• Short problem
Identify the lines that contain the word "environment", then copy them.

Extracted data entries:
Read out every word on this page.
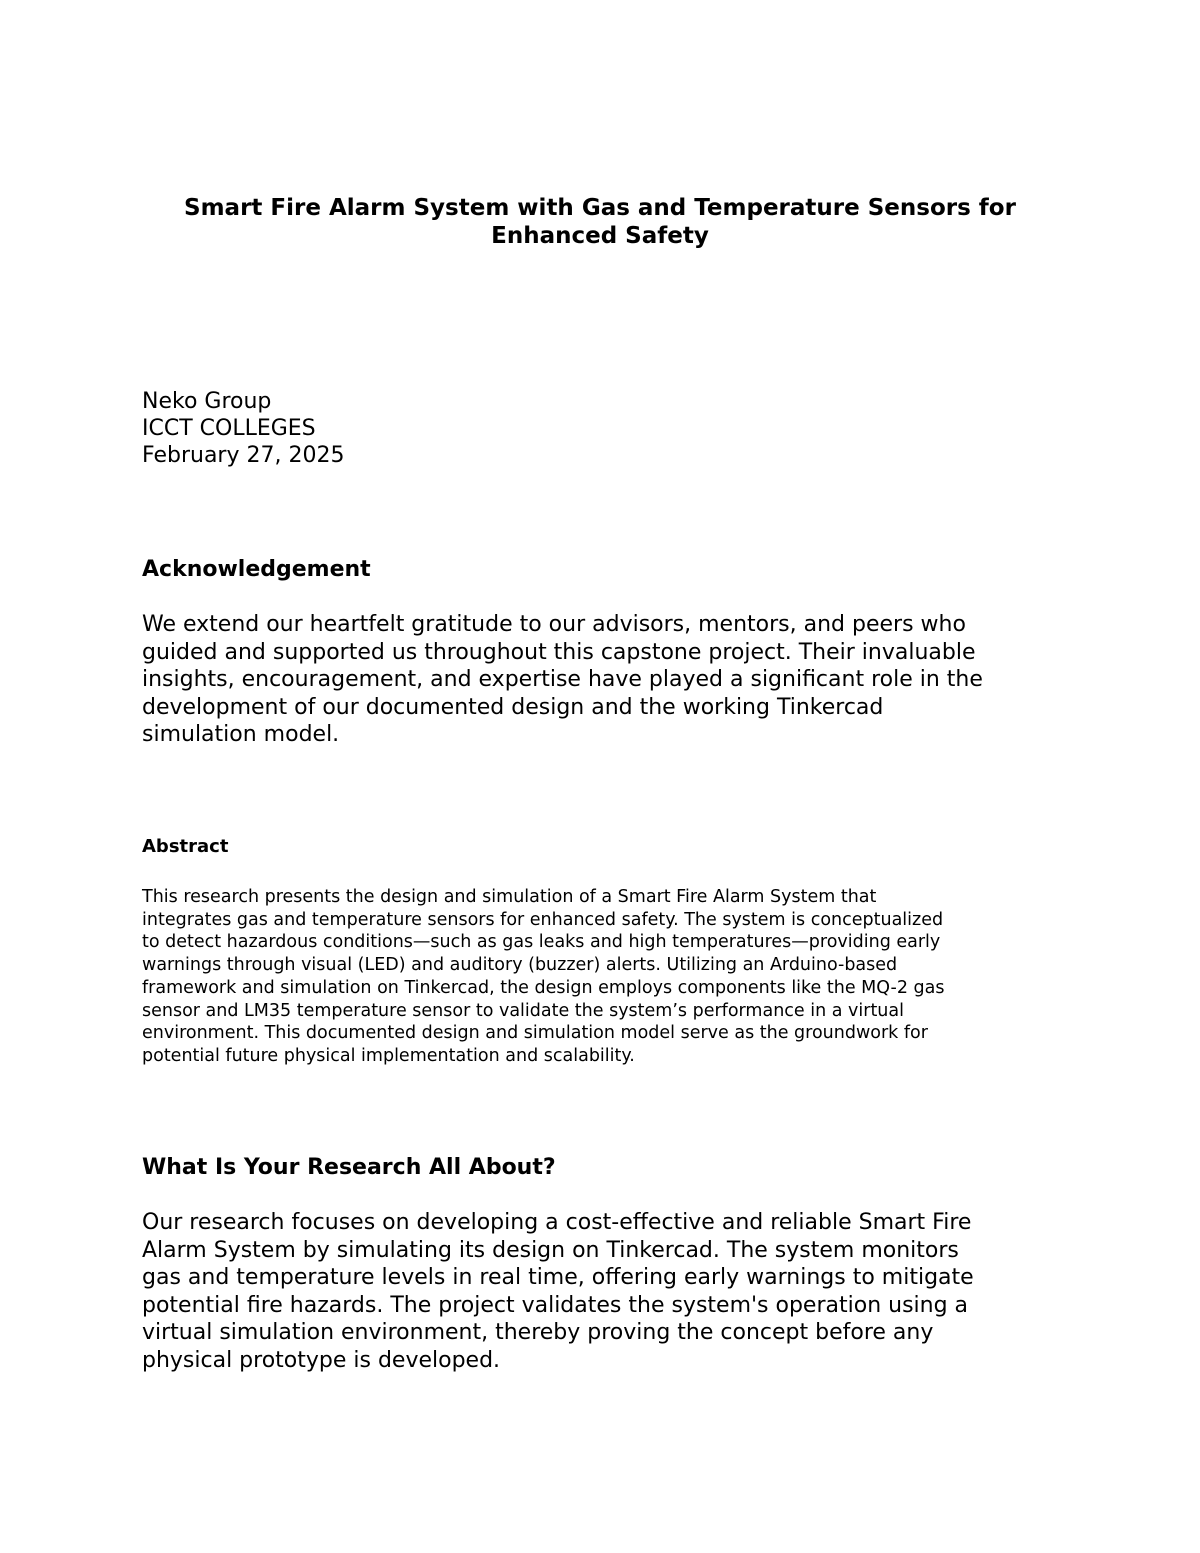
Smart Fire Alarm System with Gas and Temperature Sensors for
Enhanced Safety
Neko Group
ICCT COLLEGES
February 27, 2025
Acknowledgement
We extend our heartfelt gratitude to our advisors, mentors, and peers who
guided and supported us throughout this capstone project. Their invaluable
insights, encouragement, and expertise have played a significant role in the
development of our documented design and the working Tinkercad
simulation model.
Abstract
This research presents the design and simulation of a Smart Fire Alarm System that
integrates gas and temperature sensors for enhanced safety. The system is conceptualized
to detect hazardous conditions—such as gas leaks and high temperatures—providing early
warnings through visual (LED) and auditory (buzzer) alerts. Utilizing an Arduino-based
framework and simulation on Tinkercad, the design employs components like the MQ-2 gas
sensor and LM35 temperature sensor to validate the system’s performance in a virtual
environment. This documented design and simulation model serve as the groundwork for
potential future physical implementation and scalability.
What Is Your Research All About?
Our research focuses on developing a cost-effective and reliable Smart Fire
Alarm System by simulating its design on Tinkercad. The system monitors
gas and temperature levels in real time, offering early warnings to mitigate
potential fire hazards. The project validates the system's operation using a
virtual simulation environment, thereby proving the concept before any
physical prototype is developed.
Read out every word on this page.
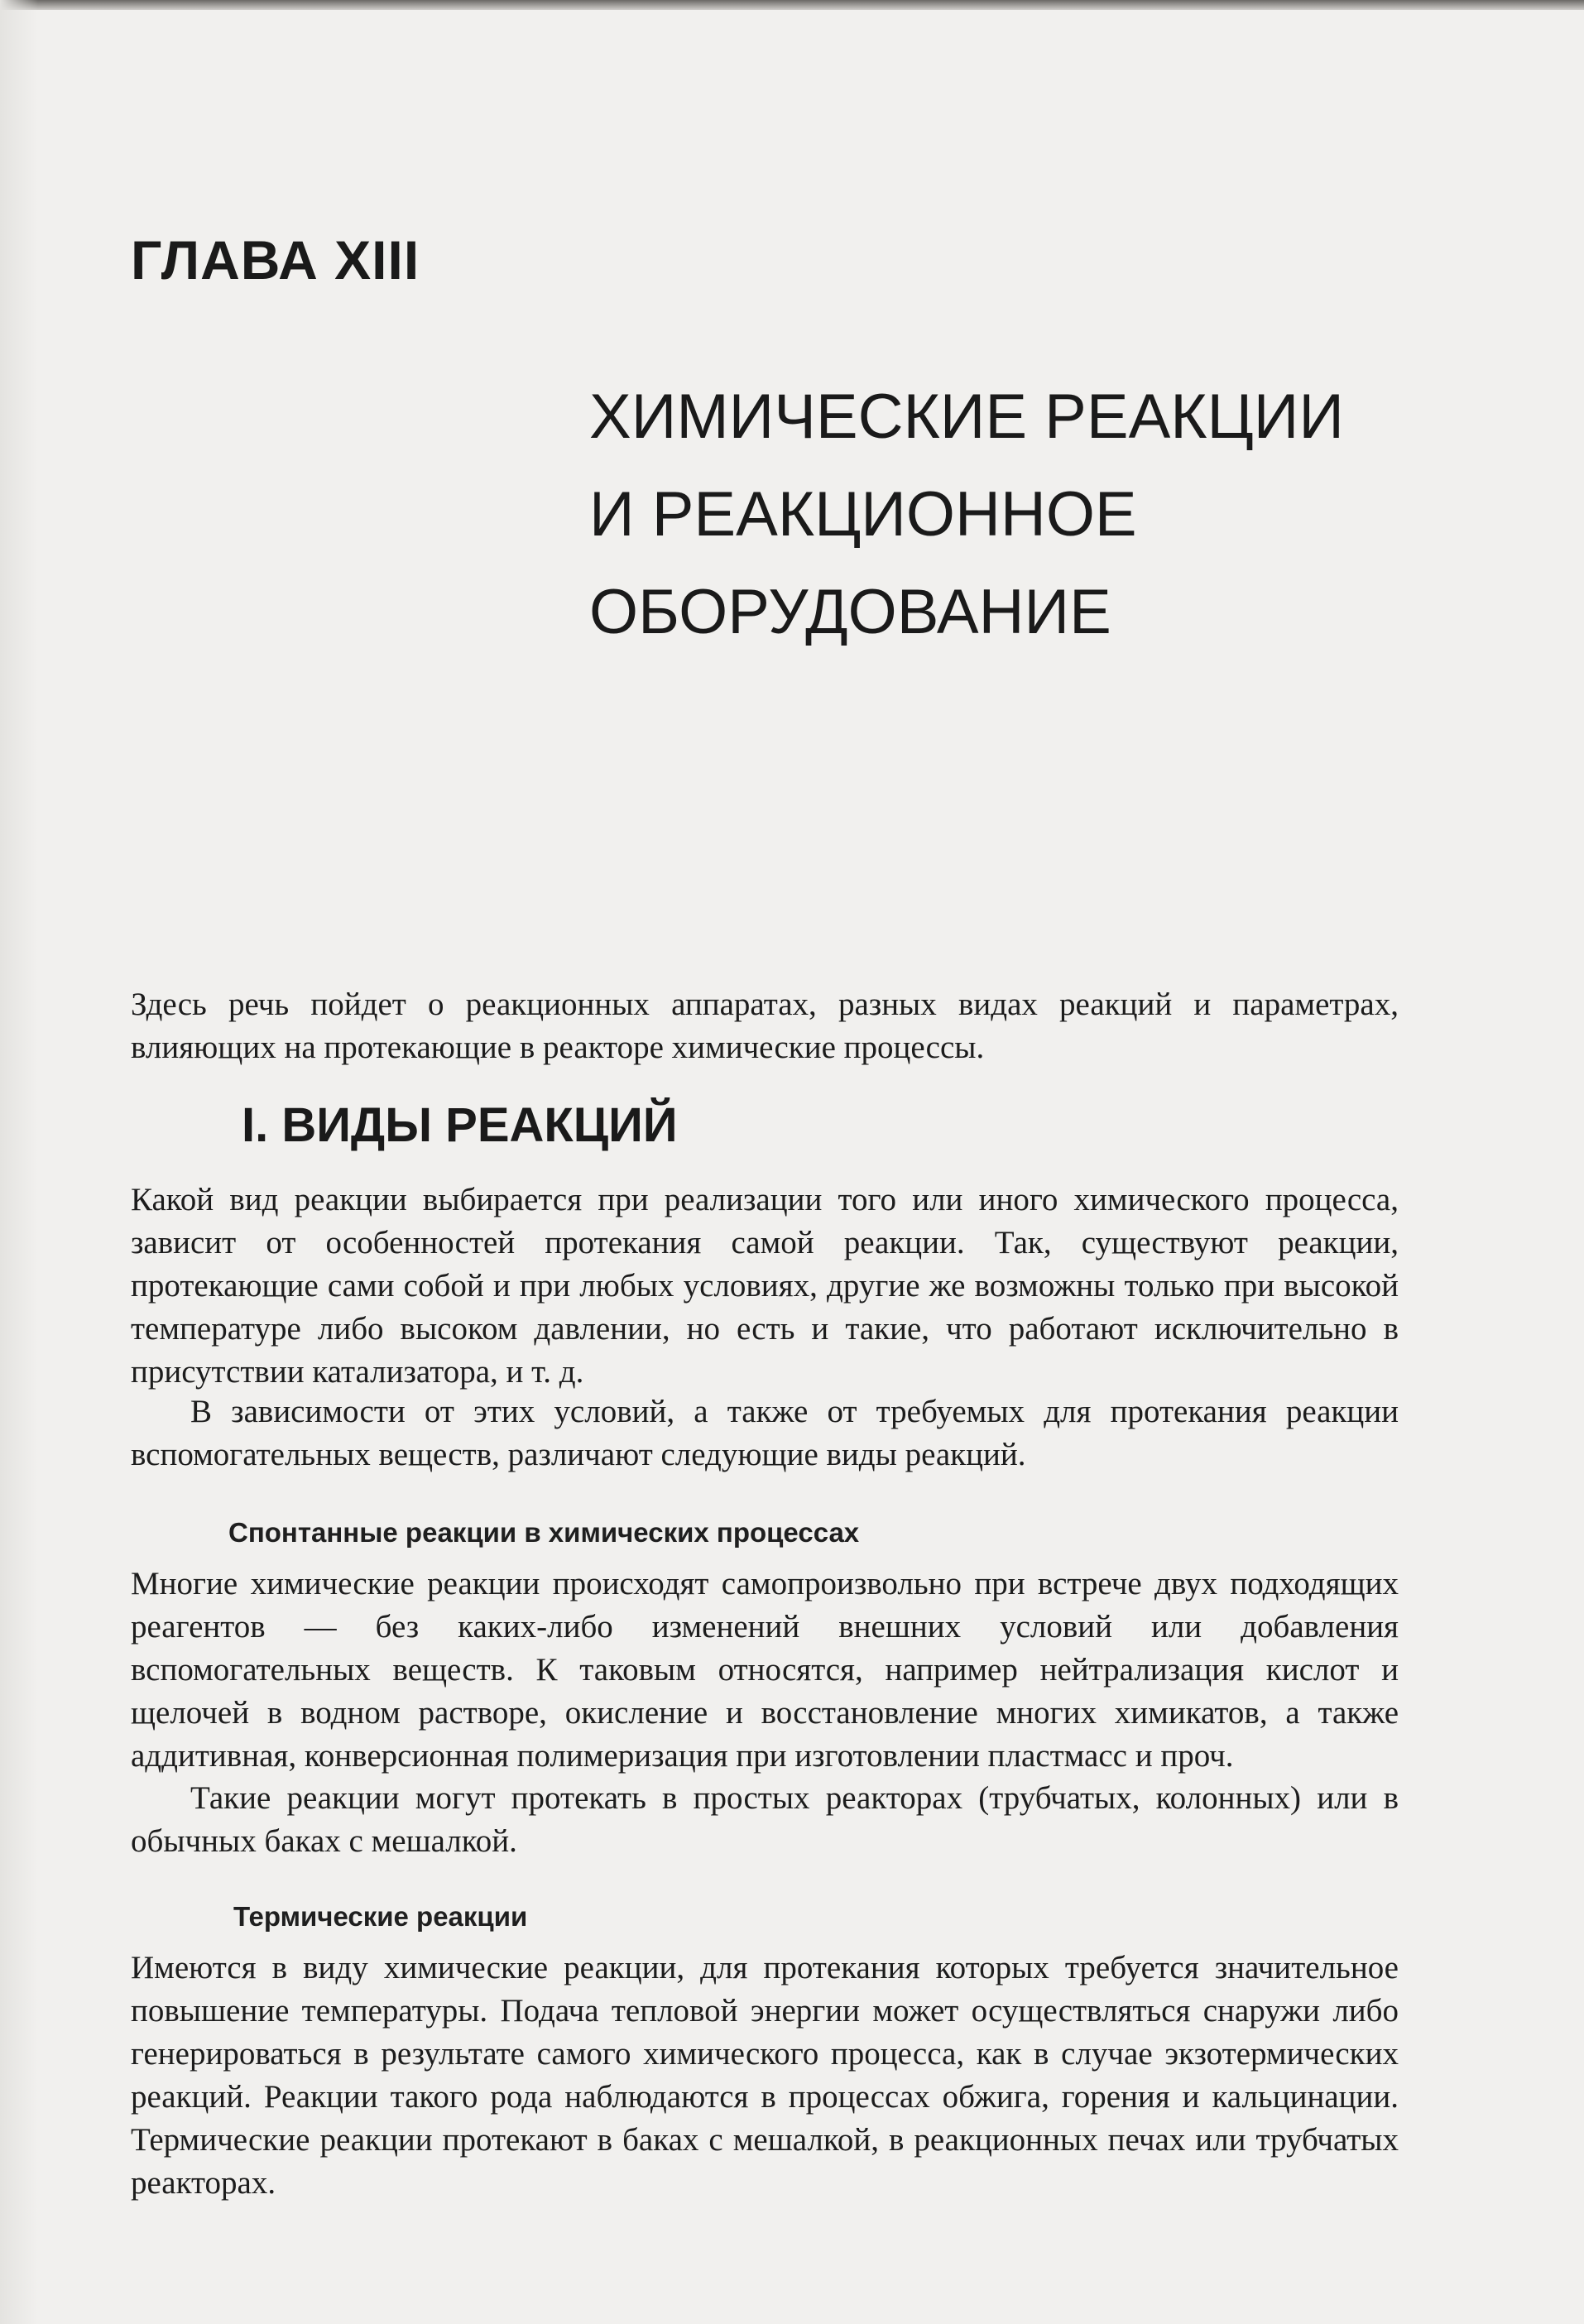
ГЛАВА XIII
ХИМИЧЕСКИЕ РЕАКЦИИ
И РЕАКЦИОННОЕ
ОБОРУДОВАНИЕ

Здесь речь пойдет о реакционных аппаратах, разных видах реакций и параметрах, влияющих на протекающие в реакторе химические процессы.

I. ВИДЫ РЕАКЦИЙ

Какой вид реакции выбирается при реализации того или иного химического процесса, зависит от особенностей протекания самой реакции. Так, существуют реакции, протекающие сами собой и при любых условиях, другие же возможны только при высокой температуре либо высоком давлении, но есть и такие, что работают исключительно в присутствии катализатора, и т. д.

В зависимости от этих условий, а также от требуемых для протекания реакции вспомогательных веществ, различают следующие виды реакций.

Спонтанные реакции в химических процессах

Многие химические реакции происходят самопроизвольно при встрече двух подходящих реагентов — без каких-либо изменений внешних условий или добавления вспомогательных веществ. К таковым относятся, например нейтрализация кислот и щелочей в водном растворе, окисление и восстановление многих химикатов, а также аддитивная, конверсионная полимеризация при изготовлении пластмасс и проч.

Такие реакции могут протекать в простых реакторах (трубчатых, колонных) или в обычных баках с мешалкой.

Термические реакции

Имеются в виду химические реакции, для протекания которых требуется значительное повышение температуры. Подача тепловой энергии может осуществляться снаружи либо генерироваться в результате самого химического процесса, как в случае экзотермических реакций. Реакции такого рода наблюдаются в процессах обжига, горения и кальцинации. Термические реакции протекают в баках с мешалкой, в реакционных печах или трубчатых реакторах.
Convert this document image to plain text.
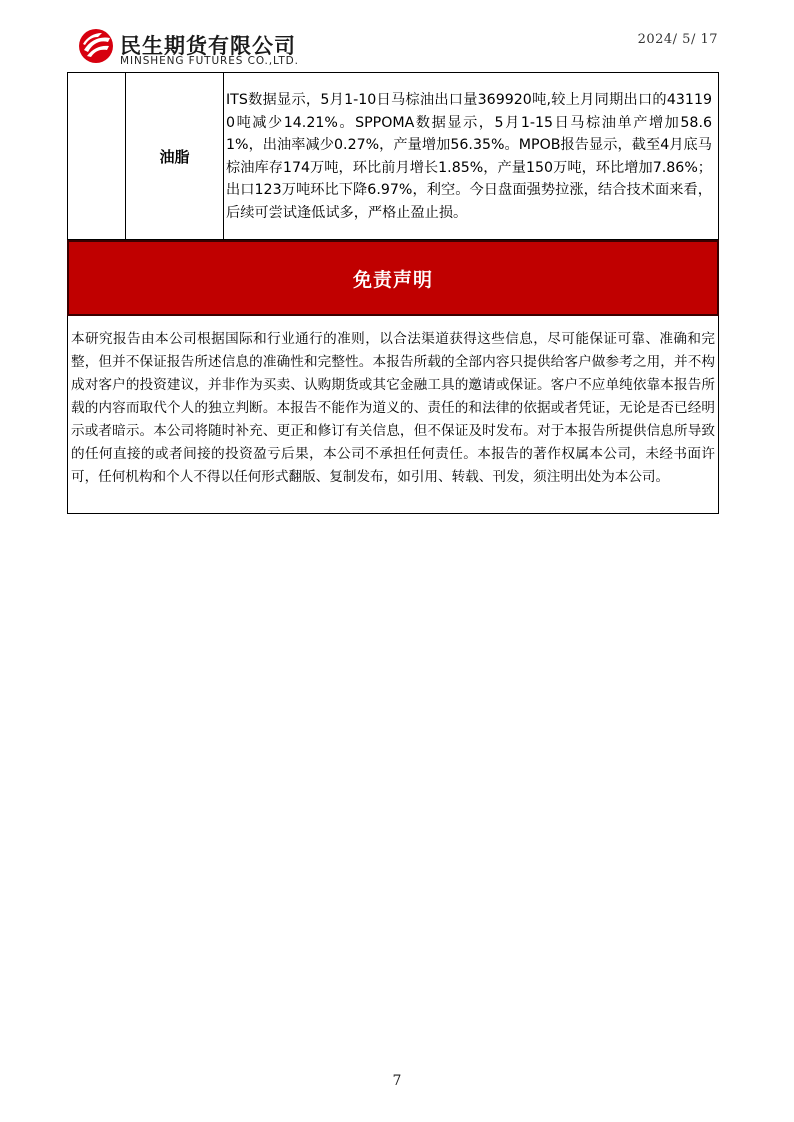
民生期货有限公司
MINSHENG FUTURES CO.,LTD.
2024/ 5/ 17
油脂

ITS数据显示，5月1-10日马棕油出口量369920吨,较上月同期出口的431190吨减少14.21%。SPPOMA数据显示，5月1-15日马棕油单产增加58.61%，出油率减少0.27%，产量增加56.35%。MPOB报告显示，截至4月底马棕油库存174万吨，环比前月增长1.85%，产量150万吨，环比增加7.86%；出口123万吨环比下降6.97%，利空。今日盘面强势拉涨，结合技术面来看，后续可尝试逢低试多，严格止盈止损。

免责声明

本研究报告由本公司根据国际和行业通行的准则，以合法渠道获得这些信息，尽可能保证可靠、准确和完整，但并不保证报告所述信息的准确性和完整性。本报告所载的全部内容只提供给客户做参考之用，并不构成对客户的投资建议，并非作为买卖、认购期货或其它金融工具的邀请或保证。客户不应单纯依靠本报告所载的内容而取代个人的独立判断。本报告不能作为道义的、责任的和法律的依据或者凭证，无论是否已经明示或者暗示。本公司将随时补充、更正和修订有关信息，但不保证及时发布。对于本报告所提供信息所导致的任何直接的或者间接的投资盈亏后果，本公司不承担任何责任。本报告的著作权属本公司，未经书面许可，任何机构和个人不得以任何形式翻版、复制发布，如引用、转载、刊发，须注明出处为本公司。

7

• Solution for this task
environment. This documented design and simulation model serve as the groundwork for
virtual simulation environment, thereby proving the concept before any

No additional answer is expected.